→ WHAT THE EXERCISE ASKS
Select and copy out every line in the records containing "this".

(Stored data entries)
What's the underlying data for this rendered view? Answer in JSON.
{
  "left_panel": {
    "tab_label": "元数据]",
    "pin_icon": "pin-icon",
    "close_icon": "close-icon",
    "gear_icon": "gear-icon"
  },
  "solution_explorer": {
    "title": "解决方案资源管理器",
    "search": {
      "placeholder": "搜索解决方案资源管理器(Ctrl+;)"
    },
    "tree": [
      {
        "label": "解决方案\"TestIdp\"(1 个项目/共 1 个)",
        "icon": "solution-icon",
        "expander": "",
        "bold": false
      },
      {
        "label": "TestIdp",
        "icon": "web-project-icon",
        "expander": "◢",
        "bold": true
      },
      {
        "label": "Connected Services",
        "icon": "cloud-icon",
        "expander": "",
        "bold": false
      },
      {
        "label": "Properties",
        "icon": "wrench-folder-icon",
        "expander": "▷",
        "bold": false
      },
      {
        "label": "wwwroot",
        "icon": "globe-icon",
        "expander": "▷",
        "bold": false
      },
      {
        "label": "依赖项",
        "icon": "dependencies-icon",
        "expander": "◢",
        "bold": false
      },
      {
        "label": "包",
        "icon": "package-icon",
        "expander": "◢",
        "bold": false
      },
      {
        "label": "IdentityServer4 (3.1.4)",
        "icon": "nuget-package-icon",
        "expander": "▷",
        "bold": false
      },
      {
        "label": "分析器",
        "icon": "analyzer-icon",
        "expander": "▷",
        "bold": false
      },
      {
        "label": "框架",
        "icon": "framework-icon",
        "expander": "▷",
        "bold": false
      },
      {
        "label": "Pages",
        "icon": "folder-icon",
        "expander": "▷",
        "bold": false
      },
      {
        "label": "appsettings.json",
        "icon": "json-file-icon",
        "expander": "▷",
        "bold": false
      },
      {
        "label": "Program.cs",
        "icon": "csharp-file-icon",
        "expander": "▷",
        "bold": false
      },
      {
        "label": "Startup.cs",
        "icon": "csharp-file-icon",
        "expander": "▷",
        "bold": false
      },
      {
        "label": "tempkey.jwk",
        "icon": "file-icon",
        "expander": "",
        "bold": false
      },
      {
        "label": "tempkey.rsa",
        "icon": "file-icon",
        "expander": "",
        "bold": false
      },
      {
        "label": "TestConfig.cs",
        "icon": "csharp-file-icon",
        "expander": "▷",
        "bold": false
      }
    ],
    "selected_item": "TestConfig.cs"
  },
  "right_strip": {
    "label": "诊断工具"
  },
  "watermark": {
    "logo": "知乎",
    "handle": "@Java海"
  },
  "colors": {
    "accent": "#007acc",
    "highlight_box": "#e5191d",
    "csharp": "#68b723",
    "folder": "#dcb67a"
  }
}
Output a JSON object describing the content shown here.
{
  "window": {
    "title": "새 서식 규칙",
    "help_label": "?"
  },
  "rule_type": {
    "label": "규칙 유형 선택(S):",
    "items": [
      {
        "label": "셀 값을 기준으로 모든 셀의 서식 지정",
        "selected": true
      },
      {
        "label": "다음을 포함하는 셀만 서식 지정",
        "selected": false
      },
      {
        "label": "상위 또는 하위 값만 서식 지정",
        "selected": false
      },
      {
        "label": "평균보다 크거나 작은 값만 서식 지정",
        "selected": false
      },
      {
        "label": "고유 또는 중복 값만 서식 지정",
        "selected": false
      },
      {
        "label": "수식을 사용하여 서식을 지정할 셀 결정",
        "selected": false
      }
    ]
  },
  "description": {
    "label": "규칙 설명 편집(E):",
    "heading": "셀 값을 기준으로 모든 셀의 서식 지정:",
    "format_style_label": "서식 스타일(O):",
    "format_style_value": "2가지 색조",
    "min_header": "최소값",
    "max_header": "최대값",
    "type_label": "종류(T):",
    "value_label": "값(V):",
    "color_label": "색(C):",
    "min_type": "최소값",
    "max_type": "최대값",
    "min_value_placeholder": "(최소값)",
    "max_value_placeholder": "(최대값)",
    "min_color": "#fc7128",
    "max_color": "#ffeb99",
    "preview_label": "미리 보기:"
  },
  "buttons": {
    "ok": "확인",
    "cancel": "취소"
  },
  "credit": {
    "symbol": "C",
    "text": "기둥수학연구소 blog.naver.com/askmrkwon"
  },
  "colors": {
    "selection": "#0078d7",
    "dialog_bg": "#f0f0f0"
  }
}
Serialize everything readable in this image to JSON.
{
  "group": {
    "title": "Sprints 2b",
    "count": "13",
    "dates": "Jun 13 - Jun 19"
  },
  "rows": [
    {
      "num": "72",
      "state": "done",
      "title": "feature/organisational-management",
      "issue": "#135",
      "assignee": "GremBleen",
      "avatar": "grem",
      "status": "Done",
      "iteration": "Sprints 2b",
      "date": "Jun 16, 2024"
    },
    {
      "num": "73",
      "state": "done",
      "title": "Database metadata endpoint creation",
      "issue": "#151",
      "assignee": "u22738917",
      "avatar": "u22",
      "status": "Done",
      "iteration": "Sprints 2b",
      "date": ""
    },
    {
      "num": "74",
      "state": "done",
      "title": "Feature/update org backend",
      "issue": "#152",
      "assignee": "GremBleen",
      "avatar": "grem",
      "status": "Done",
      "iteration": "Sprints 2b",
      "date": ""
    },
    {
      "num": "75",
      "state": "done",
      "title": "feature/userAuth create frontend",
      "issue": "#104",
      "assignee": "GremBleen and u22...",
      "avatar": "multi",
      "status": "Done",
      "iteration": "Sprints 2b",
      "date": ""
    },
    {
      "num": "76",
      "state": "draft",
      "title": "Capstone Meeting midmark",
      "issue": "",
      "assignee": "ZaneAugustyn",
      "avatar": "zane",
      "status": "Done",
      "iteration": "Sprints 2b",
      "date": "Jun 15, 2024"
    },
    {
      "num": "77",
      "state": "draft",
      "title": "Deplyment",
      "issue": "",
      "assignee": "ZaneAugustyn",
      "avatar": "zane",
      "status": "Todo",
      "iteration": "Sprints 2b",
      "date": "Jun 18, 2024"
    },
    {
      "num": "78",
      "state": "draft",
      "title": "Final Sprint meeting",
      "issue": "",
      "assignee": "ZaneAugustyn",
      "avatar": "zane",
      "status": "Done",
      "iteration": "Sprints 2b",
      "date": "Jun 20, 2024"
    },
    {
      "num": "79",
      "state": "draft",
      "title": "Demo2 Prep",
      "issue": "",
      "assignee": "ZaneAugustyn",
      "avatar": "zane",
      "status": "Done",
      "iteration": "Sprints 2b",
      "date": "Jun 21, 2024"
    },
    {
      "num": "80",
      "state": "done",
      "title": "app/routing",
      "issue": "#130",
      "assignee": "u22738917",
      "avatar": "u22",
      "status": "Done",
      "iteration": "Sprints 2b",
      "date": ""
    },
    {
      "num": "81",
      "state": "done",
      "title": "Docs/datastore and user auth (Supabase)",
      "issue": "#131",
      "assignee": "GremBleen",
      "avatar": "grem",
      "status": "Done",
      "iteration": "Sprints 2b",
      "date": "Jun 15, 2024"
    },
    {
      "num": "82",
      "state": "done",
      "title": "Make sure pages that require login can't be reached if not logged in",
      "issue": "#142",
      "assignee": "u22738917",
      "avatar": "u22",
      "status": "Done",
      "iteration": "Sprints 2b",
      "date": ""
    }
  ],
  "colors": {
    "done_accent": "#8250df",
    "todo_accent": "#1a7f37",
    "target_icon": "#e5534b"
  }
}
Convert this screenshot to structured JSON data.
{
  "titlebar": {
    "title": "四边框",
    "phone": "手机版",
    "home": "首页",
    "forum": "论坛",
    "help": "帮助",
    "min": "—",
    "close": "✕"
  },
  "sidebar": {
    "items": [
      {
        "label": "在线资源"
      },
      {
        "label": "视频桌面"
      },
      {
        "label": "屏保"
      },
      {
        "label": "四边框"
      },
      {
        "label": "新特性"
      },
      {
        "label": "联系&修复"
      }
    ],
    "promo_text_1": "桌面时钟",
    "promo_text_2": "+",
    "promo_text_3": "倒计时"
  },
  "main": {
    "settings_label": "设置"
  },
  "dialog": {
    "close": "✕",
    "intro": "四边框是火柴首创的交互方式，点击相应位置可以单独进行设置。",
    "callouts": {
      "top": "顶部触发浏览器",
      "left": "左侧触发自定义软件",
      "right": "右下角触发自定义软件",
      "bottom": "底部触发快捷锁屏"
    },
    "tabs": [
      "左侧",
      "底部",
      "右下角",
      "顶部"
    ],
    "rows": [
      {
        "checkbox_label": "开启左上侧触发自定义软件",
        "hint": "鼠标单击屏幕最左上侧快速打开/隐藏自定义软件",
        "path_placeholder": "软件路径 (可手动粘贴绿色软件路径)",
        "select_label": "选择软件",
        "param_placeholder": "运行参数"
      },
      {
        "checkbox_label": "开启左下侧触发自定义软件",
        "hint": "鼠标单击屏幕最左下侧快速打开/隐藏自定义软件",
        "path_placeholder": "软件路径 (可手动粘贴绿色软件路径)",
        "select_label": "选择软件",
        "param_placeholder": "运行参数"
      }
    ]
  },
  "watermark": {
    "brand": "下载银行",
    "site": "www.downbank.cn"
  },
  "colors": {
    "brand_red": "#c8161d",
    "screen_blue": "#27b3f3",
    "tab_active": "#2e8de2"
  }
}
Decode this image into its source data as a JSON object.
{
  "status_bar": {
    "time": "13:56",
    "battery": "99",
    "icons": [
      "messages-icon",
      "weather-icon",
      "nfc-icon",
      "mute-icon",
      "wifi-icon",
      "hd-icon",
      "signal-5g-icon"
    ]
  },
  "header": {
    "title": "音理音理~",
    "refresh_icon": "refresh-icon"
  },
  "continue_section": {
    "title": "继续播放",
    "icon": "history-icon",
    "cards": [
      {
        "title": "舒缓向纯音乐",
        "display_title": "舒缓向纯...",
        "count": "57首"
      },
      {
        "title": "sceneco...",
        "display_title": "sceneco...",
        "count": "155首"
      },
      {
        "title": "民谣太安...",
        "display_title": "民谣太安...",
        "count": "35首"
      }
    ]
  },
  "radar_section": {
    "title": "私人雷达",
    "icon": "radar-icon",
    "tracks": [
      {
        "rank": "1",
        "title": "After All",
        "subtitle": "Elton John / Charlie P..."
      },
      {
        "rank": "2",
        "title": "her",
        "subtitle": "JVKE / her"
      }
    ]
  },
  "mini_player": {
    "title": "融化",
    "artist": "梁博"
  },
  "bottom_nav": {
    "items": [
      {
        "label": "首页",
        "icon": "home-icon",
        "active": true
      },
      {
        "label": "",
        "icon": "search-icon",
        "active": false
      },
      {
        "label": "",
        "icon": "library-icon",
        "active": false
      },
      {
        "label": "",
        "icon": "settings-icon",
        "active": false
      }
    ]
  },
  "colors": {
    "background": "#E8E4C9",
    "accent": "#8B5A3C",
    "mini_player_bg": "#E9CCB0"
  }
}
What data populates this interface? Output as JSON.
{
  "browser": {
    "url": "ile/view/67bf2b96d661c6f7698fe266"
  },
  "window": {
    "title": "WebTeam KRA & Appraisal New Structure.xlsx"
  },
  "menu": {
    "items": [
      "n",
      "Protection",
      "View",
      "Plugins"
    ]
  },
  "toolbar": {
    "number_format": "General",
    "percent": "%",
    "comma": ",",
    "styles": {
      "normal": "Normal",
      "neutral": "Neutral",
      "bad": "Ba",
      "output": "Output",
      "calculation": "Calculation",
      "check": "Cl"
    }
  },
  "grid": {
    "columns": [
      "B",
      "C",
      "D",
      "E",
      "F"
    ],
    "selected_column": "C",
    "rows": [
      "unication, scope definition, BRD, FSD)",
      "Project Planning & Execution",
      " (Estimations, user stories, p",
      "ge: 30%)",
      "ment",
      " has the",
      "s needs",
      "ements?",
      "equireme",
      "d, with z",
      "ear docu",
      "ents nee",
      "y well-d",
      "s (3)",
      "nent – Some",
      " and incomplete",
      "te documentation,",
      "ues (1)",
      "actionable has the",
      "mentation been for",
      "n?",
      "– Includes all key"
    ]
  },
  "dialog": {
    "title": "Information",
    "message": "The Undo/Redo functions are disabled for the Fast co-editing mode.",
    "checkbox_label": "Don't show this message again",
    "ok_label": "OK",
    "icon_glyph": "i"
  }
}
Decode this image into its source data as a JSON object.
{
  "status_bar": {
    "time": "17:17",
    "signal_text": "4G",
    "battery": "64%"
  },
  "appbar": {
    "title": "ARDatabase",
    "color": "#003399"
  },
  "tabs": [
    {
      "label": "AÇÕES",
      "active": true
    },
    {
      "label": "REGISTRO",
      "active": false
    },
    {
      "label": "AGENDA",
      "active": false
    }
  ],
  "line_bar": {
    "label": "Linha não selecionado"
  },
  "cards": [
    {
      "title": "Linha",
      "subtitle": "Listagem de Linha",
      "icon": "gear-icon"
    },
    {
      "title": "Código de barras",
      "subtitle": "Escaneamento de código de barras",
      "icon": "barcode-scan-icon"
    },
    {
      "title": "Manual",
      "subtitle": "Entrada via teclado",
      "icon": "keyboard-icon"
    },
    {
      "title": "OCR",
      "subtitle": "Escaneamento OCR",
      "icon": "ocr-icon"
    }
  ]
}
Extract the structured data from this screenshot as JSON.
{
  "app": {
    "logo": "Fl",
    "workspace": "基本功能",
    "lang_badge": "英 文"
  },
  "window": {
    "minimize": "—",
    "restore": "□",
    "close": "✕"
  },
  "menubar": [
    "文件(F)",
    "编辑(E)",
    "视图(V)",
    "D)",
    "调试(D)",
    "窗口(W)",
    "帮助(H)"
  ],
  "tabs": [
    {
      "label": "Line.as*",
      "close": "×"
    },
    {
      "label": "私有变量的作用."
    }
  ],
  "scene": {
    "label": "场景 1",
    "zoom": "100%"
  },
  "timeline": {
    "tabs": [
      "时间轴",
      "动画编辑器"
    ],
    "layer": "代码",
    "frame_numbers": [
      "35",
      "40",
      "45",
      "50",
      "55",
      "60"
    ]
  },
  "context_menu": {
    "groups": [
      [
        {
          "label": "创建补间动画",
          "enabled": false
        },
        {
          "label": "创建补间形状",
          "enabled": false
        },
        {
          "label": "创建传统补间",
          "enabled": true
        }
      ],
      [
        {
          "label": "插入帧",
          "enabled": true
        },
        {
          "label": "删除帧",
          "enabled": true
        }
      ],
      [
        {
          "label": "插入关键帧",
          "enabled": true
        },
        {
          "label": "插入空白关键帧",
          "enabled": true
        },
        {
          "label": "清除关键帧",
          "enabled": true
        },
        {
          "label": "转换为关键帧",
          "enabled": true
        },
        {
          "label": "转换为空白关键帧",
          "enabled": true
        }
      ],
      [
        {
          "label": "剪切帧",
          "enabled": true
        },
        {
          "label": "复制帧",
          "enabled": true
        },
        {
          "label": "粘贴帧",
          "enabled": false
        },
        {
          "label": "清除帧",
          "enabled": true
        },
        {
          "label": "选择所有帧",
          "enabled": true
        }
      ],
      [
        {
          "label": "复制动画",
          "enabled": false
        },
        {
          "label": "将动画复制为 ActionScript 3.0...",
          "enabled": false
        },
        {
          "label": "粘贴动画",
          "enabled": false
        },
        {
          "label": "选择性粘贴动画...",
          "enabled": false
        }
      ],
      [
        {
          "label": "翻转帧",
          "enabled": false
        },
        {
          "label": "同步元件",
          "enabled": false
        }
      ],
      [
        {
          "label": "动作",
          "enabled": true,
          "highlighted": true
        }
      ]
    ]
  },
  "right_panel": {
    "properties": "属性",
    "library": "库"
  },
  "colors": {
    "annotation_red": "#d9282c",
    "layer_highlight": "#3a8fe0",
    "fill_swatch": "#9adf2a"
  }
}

→ EXERCISE OUTPUT
What's the underlying data for this rendered view? Answer in JSON.
Serialize everything readable in this image to JSON.
Convert this screenshot to structured JSON data.
Decode this image into its source data as a JSON object.
What data populates this interface? Output as JSON.
    "checkbox_label": "Don't show this message again",
Decode this image into its source data as a JSON object.
Extract the structured data from this screenshot as JSON.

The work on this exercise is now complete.